## [Records for this exercise]
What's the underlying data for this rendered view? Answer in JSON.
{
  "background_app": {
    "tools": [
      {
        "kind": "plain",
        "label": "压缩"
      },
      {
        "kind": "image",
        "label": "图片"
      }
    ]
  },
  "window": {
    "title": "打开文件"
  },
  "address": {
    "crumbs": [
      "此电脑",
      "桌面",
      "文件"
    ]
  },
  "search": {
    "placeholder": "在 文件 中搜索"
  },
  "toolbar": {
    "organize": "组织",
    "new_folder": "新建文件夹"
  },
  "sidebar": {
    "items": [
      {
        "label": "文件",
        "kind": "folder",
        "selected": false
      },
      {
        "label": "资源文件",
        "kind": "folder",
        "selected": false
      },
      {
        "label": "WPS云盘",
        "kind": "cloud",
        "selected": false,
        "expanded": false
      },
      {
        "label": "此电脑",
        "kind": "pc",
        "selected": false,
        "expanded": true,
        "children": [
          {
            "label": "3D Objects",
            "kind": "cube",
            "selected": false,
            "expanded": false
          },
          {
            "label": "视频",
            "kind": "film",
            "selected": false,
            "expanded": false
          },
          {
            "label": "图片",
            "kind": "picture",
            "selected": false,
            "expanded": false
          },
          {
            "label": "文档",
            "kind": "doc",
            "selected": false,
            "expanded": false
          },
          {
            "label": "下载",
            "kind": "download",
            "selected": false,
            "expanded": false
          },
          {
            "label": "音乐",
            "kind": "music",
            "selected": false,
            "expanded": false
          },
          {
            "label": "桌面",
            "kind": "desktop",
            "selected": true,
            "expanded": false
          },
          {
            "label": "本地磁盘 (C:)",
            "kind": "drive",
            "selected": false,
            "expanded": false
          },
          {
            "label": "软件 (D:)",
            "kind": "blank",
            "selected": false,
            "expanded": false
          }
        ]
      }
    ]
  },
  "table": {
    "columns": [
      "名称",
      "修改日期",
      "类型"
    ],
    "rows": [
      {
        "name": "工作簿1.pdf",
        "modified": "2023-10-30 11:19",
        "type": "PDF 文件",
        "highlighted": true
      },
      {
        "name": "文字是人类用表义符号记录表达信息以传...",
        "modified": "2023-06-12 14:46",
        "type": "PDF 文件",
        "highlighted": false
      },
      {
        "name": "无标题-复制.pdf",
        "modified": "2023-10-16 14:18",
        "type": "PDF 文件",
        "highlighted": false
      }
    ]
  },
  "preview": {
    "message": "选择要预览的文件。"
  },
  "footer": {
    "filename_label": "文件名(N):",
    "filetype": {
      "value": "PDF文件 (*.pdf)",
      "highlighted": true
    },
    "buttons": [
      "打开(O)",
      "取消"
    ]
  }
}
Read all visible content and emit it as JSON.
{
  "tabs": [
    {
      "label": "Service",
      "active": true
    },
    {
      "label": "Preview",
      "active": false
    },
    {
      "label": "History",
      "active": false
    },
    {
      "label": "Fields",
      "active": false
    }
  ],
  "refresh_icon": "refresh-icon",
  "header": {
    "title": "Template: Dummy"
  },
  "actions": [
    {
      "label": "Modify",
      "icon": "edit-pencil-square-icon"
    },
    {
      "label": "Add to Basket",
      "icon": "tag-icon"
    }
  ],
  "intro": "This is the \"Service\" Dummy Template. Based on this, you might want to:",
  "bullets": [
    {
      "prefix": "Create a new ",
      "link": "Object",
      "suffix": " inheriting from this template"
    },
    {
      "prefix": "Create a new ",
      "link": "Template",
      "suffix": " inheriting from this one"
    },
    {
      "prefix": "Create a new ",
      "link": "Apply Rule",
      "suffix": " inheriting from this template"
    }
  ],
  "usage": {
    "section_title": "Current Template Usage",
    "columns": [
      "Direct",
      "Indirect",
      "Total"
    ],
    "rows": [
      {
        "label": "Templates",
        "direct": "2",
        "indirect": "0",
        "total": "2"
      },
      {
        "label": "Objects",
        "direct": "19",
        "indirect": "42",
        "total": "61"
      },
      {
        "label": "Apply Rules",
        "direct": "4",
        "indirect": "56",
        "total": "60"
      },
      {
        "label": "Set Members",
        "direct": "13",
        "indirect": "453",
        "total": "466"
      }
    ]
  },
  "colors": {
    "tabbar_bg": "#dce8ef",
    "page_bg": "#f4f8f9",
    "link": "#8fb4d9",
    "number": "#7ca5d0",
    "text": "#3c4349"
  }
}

## [Exercise objective]
Print the listing above in full, exactly as it is.

## [Reply to the task]
What's the underlying data for this rendered view? Answer in JSON.
{
  "background_app": {
    "tools": [
      {
        "kind": "plain",
        "label": "压缩"
      },
      {
        "kind": "image",
        "label": "图片"
      }
    ]
  },
  "window": {
    "title": "打开文件"
  },
  "address": {
    "crumbs": [
      "此电脑",
      "桌面",
      "文件"
    ]
  },
  "search": {
    "placeholder": "在 文件 中搜索"
  },
  "toolbar": {
    "organize": "组织",
    "new_folder": "新建文件夹"
  },
  "sidebar": {
    "items": [
      {
        "label": "文件",
        "kind": "folder",
        "selected": false
      },
      {
        "label": "资源文件",
        "kind": "folder",
        "selected": false
      },
      {
        "label": "WPS云盘",
        "kind": "cloud",
        "selected": false,
        "expanded": false
      },
      {
        "label": "此电脑",
        "kind": "pc",
        "selected": false,
        "expanded": true,
        "children": [
          {
            "label": "3D Objects",
            "kind": "cube",
            "selected": false,
            "expanded": false
          },
          {
            "label": "视频",
            "kind": "film",
            "selected": false,
            "expanded": false
          },
          {
            "label": "图片",
            "kind": "picture",
            "selected": false,
            "expanded": false
          },
          {
            "label": "文档",
            "kind": "doc",
            "selected": false,
            "expanded": false
          },
          {
            "label": "下载",
            "kind": "download",
            "selected": false,
            "expanded": false
          },
          {
            "label": "音乐",
            "kind": "music",
            "selected": false,
            "expanded": false
          },
          {
            "label": "桌面",
            "kind": "desktop",
            "selected": true,
            "expanded": false
          },
          {
            "label": "本地磁盘 (C:)",
            "kind": "drive",
            "selected": false,
            "expanded": false
          },
          {
            "label": "软件 (D:)",
            "kind": "blank",
            "selected": false,
            "expanded": false
          }
        ]
      }
    ]
  },
  "table": {
    "columns": [
      "名称",
      "修改日期",
      "类型"
    ],
    "rows": [
      {
        "name": "工作簿1.pdf",
        "modified": "2023-10-30 11:19",
        "type": "PDF 文件",
        "highlighted": true
      },
      {
        "name": "文字是人类用表义符号记录表达信息以传...",
        "modified": "2023-06-12 14:46",
        "type": "PDF 文件",
        "highlighted": false
      },
      {
        "name": "无标题-复制.pdf",
        "modified": "2023-10-16 14:18",
        "type": "PDF 文件",
        "highlighted": false
      }
    ]
  },
  "preview": {
    "message": "选择要预览的文件。"
  },
  "footer": {
    "filename_label": "文件名(N):",
    "filetype": {
      "value": "PDF文件 (*.pdf)",
      "highlighted": true
    },
    "buttons": [
      "打开(O)",
      "取消"
    ]
  }
}
Read all visible content and emit it as JSON.
{
  "tabs": [
    {
      "label": "Service",
      "active": true
    },
    {
      "label": "Preview",
      "active": false
    },
    {
      "label": "History",
      "active": false
    },
    {
      "label": "Fields",
      "active": false
    }
  ],
  "refresh_icon": "refresh-icon",
  "header": {
    "title": "Template: Dummy"
  },
  "actions": [
    {
      "label": "Modify",
      "icon": "edit-pencil-square-icon"
    },
    {
      "label": "Add to Basket",
      "icon": "tag-icon"
    }
  ],
  "intro": "This is the \"Service\" Dummy Template. Based on this, you might want to:",
  "bullets": [
    {
      "prefix": "Create a new ",
      "link": "Object",
      "suffix": " inheriting from this template"
    },
    {
      "prefix": "Create a new ",
      "link": "Template",
      "suffix": " inheriting from this one"
    },
    {
      "prefix": "Create a new ",
      "link": "Apply Rule",
      "suffix": " inheriting from this template"
    }
  ],
  "usage": {
    "section_title": "Current Template Usage",
    "columns": [
      "Direct",
      "Indirect",
      "Total"
    ],
    "rows": [
      {
        "label": "Templates",
        "direct": "2",
        "indirect": "0",
        "total": "2"
      },
      {
        "label": "Objects",
        "direct": "19",
        "indirect": "42",
        "total": "61"
      },
      {
        "label": "Apply Rules",
        "direct": "4",
        "indirect": "56",
        "total": "60"
      },
      {
        "label": "Set Members",
        "direct": "13",
        "indirect": "453",
        "total": "466"
      }
    ]
  },
  "colors": {
    "tabbar_bg": "#dce8ef",
    "page_bg": "#f4f8f9",
    "link": "#8fb4d9",
    "number": "#7ca5d0",
    "text": "#3c4349"
  }
}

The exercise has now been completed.